Exercise goal: Wherever the string "podklad" appears in a line, extract that line.

☆ ☆ ☆ ☆ ☆ ☆ ☆

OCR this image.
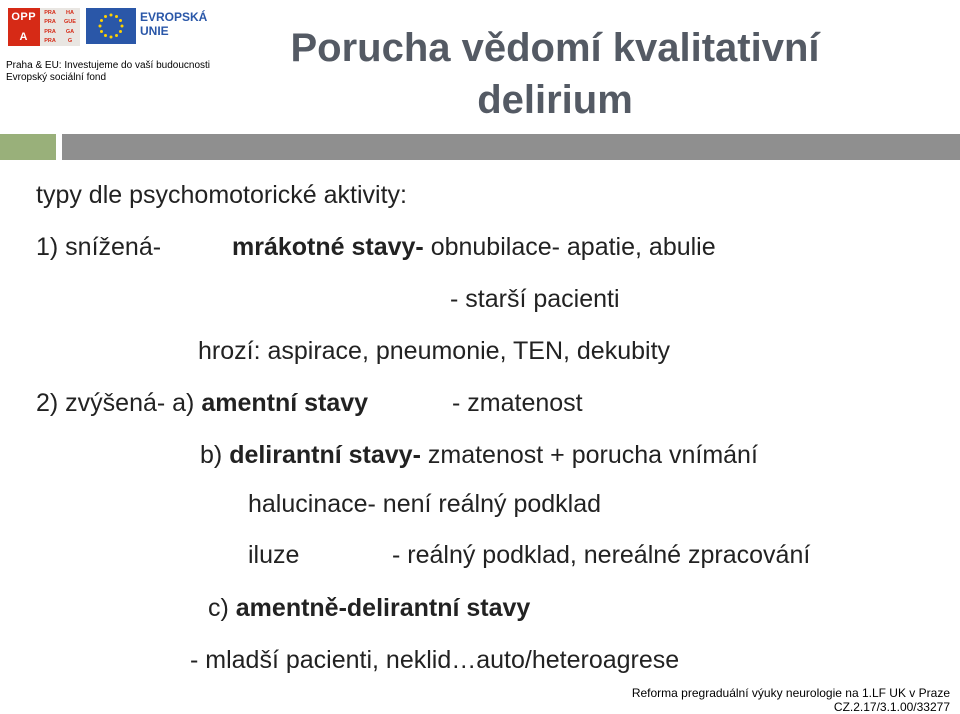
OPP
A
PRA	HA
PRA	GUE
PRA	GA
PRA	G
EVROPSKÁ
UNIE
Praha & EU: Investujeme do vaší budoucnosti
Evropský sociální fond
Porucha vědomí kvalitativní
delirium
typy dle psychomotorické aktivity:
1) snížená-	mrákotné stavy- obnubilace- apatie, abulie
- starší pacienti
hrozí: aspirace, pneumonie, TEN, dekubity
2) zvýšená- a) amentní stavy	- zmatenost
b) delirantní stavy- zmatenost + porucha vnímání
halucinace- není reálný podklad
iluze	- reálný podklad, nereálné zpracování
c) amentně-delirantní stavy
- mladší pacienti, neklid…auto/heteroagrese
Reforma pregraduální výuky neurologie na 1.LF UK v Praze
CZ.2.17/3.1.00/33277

☆ ☆ ☆ ☆ ☆ ☆ ☆

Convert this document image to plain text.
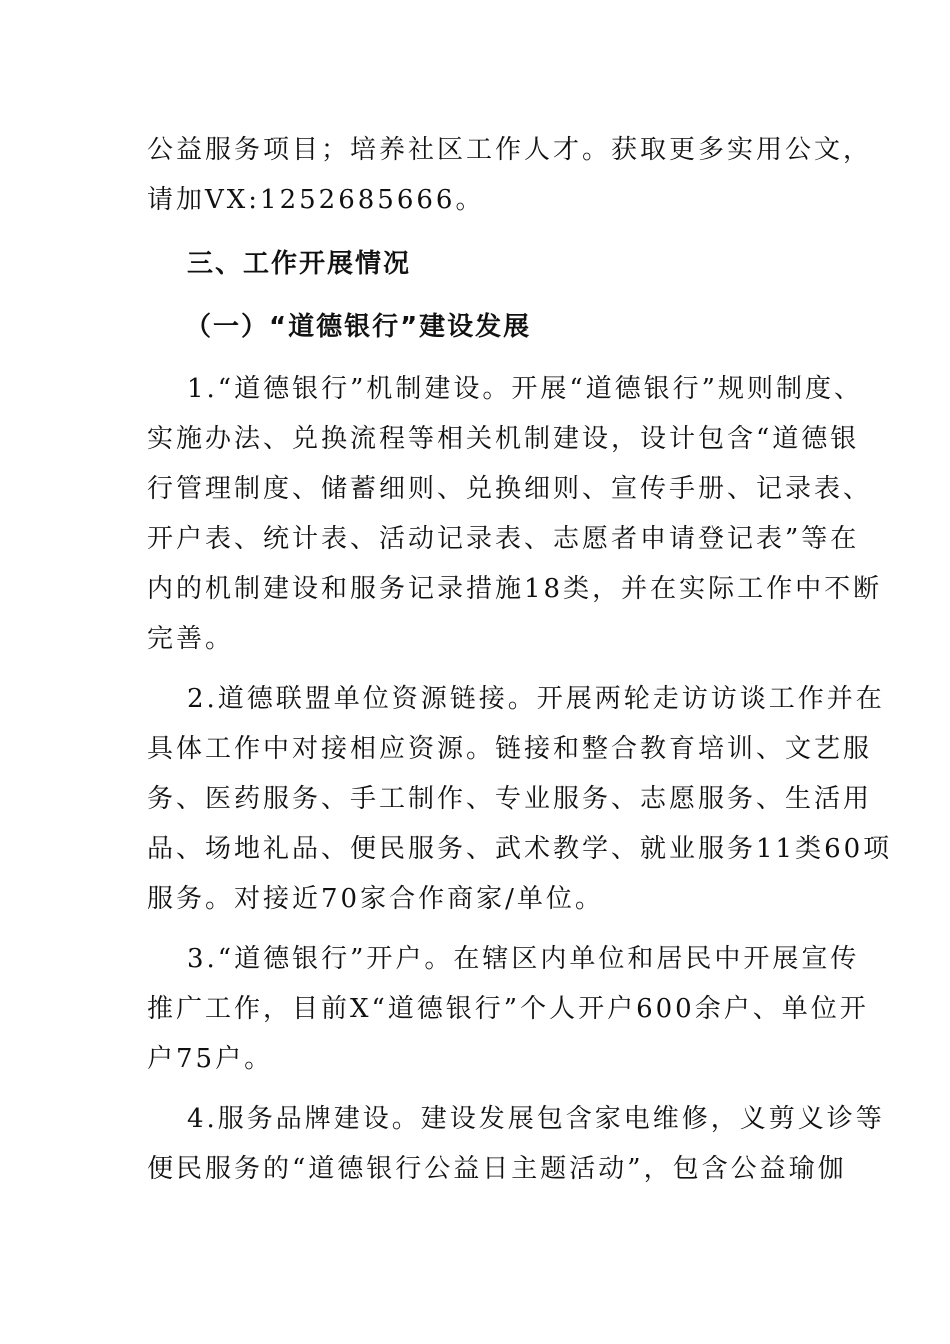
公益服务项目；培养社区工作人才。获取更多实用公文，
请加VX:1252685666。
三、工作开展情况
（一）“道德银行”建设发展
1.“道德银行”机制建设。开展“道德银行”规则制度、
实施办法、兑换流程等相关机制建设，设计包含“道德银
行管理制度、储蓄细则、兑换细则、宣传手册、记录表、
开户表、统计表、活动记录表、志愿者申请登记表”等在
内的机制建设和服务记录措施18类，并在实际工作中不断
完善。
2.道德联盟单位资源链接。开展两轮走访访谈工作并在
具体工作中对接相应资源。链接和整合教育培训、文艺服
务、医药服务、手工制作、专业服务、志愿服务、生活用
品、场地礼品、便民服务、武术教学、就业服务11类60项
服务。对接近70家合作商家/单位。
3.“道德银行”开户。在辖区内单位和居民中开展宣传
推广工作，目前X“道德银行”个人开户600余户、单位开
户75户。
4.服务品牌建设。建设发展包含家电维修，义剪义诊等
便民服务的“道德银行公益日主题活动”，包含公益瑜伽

☆ ☆ ☆ ☆ ☆ ☆ ☆

Answer below:
halucinace- není reálný podklad
iluze	- reálný podklad, nereálné zpracování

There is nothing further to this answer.